◆ Page ◆
:::
The tariff referred to in the June 8 letter is the subject of much dispute in the present case. Barclay for many years had participated in group tariffs of the Heavy & Specialized Carriers Tariff Bureau. In September, 1987, the bureau informed Barclay that its dues owed to the bureau were in arrears and that if it did not pay, its participation in the tariff would be cancelled. Barclay states that it tendered payment, but that its participation was cancelled nonetheless, on September 24, 1987. Barclay's participation in the tariff was not reinstated until October 19, 1988, well after the completion of the transportation of the cargo in question here.

III.

Barclay has moved for summary judgment on Count One of its complaint which alleges a cause of action under the Interstate Commerce Act ("Act") for payment of the amount due under the tariff. Barclay also asks that summary judgment be entered in its favor on Stewart's two counterclaims, Count One alleging negligence resulting in damage to the cargo, and Count Two alleging breach of contract arising out of Barclay's alleged overcharge in the amount of $9,433.40. In response, Stewart has moved for partial summary judgment on Count One of Barclay's complaint, or, in the alternative, for referral to the ICC.
:::
◆ Exercise prompt ◆
Using the passage on the tariff dispute, decide whether each statement agrees with it. Answer yes or no for each, and quote the words of the passage that decide it. (a) Barclay's participation in the tariff was restored before the cargo was transported. (b) Stewart's second counterclaim alleges an overcharge of $9,433.40. (c) As an alternative to partial summary judgment, Stewart asks for referral to the ICC.

◆ Dataset ◆
:::
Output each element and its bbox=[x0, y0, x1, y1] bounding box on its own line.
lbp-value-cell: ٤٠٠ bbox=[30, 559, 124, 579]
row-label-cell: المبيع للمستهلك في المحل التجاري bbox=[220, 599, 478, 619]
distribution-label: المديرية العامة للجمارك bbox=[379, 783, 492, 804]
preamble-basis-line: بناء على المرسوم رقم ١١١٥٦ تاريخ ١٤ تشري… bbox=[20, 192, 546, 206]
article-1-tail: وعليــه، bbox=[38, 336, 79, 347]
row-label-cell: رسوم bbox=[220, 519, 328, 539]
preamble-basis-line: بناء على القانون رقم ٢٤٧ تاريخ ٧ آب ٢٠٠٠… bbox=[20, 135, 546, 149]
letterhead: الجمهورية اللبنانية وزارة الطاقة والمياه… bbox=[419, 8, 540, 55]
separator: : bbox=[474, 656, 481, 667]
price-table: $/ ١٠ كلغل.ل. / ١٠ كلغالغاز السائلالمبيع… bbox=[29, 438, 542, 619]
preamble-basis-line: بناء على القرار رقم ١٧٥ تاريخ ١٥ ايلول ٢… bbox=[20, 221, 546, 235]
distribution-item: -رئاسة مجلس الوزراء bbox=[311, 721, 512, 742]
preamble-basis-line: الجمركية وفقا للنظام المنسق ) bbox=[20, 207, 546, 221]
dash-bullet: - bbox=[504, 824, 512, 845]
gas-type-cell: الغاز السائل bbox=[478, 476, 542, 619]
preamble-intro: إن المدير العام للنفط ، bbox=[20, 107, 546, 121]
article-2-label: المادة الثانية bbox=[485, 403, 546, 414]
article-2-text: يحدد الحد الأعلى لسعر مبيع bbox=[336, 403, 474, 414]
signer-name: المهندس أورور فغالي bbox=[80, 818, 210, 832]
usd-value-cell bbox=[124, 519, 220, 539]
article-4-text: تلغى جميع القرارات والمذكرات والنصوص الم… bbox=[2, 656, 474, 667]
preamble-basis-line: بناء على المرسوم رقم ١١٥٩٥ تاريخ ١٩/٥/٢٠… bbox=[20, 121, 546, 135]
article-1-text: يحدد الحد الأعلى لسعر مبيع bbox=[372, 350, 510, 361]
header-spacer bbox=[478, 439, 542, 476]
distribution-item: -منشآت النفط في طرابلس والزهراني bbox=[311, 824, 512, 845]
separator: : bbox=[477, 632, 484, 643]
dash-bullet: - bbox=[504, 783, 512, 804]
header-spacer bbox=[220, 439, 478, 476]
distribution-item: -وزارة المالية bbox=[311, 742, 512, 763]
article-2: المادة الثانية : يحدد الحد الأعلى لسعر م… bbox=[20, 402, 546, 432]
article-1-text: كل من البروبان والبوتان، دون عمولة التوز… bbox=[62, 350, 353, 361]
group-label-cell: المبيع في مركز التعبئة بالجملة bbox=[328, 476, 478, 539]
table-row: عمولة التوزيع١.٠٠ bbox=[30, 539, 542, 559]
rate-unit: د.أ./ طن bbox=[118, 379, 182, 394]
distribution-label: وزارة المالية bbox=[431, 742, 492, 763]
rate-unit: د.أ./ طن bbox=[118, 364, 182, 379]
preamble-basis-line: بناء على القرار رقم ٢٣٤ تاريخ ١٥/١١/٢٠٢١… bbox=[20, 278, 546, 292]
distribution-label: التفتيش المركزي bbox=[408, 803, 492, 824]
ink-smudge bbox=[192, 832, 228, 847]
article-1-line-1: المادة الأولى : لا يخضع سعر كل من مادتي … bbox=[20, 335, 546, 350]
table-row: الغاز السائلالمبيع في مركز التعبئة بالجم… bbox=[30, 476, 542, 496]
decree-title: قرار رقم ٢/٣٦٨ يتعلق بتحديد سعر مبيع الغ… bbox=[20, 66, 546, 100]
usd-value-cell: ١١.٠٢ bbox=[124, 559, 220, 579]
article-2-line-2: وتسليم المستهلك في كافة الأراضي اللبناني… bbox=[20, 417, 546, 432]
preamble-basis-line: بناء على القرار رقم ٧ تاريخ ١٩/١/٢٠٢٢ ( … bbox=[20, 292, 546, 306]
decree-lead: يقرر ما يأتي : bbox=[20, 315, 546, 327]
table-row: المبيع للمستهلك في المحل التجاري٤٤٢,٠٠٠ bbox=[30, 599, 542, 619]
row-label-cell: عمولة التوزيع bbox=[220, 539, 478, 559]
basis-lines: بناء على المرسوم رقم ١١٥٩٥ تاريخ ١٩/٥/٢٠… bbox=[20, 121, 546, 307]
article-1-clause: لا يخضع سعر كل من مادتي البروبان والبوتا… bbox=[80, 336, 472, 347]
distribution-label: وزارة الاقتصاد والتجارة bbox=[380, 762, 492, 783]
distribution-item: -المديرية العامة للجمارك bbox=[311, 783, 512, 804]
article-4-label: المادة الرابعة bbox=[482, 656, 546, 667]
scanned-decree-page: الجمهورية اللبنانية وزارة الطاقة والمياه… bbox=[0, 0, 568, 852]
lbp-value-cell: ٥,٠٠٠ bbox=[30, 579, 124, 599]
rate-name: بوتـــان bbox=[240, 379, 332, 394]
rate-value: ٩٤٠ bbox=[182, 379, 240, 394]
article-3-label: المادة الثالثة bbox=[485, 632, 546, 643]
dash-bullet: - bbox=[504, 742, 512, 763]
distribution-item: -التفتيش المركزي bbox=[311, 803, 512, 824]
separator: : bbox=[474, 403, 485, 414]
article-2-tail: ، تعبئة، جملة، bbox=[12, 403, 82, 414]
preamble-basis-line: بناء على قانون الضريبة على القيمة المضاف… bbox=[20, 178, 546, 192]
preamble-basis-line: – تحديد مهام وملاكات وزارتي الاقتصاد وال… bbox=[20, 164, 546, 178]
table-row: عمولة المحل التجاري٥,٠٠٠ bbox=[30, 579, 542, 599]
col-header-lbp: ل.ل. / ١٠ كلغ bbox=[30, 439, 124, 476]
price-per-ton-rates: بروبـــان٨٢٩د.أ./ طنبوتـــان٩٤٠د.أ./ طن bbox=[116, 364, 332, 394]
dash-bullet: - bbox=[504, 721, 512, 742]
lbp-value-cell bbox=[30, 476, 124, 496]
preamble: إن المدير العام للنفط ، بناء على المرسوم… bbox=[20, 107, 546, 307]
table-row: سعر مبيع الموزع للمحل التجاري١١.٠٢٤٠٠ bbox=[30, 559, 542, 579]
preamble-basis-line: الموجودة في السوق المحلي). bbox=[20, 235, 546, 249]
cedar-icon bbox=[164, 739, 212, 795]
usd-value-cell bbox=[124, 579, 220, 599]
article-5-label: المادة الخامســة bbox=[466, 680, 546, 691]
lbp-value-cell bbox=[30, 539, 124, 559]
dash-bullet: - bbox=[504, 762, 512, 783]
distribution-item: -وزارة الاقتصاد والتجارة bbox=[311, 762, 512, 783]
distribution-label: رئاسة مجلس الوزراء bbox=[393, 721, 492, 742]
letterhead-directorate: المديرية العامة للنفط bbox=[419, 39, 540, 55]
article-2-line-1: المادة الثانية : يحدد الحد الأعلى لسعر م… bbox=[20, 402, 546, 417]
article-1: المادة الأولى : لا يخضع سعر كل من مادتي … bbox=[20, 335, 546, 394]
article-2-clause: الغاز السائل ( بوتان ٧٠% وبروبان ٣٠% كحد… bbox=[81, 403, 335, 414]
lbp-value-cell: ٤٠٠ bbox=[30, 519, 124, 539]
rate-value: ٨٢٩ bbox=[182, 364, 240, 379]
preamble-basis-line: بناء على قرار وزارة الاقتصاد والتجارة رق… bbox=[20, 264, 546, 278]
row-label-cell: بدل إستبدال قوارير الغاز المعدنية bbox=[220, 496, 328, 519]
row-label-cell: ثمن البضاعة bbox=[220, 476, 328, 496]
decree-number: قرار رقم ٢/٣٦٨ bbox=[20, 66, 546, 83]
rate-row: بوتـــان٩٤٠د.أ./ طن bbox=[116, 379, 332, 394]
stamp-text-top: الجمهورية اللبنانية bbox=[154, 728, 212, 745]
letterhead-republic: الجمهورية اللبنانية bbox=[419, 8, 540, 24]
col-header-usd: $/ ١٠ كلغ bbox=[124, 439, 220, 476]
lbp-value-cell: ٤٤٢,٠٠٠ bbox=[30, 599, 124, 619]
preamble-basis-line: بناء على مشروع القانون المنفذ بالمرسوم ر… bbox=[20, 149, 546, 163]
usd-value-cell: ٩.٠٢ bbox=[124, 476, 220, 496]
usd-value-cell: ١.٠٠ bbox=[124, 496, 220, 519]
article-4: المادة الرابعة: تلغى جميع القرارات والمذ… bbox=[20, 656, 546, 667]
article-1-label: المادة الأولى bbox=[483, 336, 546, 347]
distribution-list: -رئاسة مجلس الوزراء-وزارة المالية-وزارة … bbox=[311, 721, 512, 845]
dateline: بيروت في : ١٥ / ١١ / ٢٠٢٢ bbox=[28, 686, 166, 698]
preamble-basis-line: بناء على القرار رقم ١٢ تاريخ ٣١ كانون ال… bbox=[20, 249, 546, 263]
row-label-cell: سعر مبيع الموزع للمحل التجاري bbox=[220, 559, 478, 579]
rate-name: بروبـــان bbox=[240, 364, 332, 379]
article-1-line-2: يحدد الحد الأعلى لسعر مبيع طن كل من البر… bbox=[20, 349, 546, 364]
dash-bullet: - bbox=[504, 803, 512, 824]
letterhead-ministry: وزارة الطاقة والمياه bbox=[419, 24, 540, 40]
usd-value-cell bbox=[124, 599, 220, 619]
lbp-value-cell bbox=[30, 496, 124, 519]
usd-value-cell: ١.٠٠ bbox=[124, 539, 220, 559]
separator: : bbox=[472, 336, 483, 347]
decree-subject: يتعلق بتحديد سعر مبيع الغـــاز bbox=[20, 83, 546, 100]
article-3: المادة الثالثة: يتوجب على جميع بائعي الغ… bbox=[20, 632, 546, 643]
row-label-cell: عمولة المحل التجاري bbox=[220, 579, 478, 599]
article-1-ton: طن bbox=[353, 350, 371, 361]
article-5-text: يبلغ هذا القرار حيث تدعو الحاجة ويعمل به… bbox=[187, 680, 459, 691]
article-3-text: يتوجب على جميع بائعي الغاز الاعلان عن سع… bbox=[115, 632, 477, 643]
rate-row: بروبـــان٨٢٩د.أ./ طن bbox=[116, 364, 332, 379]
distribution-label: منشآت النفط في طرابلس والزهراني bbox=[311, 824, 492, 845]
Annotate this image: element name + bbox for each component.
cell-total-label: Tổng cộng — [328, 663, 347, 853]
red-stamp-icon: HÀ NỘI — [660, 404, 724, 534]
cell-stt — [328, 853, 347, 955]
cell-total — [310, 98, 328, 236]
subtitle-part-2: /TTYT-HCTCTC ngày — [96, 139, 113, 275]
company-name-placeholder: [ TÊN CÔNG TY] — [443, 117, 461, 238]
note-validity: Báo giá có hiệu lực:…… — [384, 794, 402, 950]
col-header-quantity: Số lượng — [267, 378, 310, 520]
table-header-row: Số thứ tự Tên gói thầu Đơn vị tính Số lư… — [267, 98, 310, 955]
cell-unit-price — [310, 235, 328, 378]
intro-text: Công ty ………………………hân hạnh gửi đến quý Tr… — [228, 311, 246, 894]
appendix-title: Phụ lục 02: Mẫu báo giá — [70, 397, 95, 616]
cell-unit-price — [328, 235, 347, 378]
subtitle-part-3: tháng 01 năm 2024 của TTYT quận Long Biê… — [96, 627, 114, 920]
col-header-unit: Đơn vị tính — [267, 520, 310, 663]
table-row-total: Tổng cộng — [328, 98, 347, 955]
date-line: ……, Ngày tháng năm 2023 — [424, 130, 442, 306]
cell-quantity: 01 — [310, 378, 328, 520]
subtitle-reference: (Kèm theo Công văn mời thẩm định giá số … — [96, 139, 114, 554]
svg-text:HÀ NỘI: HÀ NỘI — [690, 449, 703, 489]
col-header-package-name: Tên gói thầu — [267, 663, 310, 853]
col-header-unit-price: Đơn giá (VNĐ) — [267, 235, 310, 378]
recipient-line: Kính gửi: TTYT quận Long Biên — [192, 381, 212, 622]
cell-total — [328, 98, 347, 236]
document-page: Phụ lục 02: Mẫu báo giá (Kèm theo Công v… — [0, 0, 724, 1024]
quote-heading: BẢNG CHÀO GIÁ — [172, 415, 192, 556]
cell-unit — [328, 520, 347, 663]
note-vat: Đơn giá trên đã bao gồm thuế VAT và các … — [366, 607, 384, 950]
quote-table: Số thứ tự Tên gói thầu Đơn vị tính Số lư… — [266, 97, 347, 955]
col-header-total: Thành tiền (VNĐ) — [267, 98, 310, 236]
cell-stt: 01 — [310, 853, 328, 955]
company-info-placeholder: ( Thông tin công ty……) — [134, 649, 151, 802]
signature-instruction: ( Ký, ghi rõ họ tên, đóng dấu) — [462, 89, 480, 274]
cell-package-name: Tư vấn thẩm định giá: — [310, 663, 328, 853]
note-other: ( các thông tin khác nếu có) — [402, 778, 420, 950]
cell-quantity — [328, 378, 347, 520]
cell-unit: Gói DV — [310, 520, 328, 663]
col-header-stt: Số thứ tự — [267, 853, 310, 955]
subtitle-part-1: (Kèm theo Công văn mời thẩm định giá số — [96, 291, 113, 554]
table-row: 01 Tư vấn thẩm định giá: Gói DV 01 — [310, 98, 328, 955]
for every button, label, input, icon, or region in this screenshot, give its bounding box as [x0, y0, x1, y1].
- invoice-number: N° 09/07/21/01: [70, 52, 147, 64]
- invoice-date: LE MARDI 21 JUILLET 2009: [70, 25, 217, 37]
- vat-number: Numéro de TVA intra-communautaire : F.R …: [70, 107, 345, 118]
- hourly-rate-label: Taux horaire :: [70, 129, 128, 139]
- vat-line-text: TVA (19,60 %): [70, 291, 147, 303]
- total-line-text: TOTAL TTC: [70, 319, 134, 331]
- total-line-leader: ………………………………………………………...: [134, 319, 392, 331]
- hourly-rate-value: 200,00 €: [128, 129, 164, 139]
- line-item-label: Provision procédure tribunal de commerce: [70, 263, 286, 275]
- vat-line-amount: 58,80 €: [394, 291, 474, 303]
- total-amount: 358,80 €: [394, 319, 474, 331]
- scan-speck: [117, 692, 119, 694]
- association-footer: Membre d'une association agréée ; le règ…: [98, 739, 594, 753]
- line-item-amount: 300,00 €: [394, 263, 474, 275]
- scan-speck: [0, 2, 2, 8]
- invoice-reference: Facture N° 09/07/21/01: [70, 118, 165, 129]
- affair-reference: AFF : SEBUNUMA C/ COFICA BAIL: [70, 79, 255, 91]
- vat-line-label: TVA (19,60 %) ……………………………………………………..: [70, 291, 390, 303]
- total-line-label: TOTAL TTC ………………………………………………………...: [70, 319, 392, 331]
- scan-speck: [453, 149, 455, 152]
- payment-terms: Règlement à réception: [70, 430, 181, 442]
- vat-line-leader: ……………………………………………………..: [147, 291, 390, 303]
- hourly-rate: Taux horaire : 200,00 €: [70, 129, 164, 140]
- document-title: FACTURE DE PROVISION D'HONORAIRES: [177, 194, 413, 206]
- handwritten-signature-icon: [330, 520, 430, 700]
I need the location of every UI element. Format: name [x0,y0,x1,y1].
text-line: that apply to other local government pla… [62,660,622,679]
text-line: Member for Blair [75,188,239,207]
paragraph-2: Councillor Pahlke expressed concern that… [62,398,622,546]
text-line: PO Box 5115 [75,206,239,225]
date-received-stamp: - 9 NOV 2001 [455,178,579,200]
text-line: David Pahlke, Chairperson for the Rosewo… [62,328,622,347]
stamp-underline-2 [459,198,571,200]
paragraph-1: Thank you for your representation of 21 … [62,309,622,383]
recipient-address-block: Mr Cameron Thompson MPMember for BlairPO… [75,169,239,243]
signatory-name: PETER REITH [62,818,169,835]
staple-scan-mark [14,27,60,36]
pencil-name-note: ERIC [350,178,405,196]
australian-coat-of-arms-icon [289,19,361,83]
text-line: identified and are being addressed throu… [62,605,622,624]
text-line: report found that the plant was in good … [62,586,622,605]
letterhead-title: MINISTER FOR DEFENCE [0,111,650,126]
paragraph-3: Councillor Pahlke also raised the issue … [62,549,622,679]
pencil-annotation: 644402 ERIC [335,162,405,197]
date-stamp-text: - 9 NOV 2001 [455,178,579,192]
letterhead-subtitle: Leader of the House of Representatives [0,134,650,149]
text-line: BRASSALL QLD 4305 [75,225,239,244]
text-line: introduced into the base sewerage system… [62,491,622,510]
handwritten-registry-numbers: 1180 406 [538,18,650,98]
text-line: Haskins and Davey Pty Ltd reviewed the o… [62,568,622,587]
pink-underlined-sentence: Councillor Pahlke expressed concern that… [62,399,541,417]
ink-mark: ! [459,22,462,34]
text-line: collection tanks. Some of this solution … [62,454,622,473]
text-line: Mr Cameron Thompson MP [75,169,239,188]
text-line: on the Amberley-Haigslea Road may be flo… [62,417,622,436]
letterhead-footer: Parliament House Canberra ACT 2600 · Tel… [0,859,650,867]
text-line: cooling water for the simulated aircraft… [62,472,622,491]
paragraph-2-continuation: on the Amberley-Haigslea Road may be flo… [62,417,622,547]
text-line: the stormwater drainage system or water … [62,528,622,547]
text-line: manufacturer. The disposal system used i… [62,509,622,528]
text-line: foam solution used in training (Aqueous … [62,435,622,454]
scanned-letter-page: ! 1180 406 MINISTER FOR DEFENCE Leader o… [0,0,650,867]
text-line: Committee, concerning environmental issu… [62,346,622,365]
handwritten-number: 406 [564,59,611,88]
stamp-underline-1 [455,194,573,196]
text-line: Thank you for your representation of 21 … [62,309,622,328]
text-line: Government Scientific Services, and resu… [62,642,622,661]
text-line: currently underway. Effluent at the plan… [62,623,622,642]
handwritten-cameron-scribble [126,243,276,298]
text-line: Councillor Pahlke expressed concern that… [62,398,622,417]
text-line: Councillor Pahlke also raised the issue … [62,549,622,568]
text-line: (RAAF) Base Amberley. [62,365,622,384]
:::
◆ Written response ◆
(a) No: "Barclay's participation in the tariff was not reinstated until October 19, 1988, well after the completion of the transportation of the cargo in question here."
(b) Yes: "Count Two alleging breach of contract arising out of Barclay's alleged overcharge in the amount of $9,433.40."
(c) Yes: "Stewart has moved for partial summary judgment on Count One of Barclay's complaint, or, in the alternative, for referral to the ICC."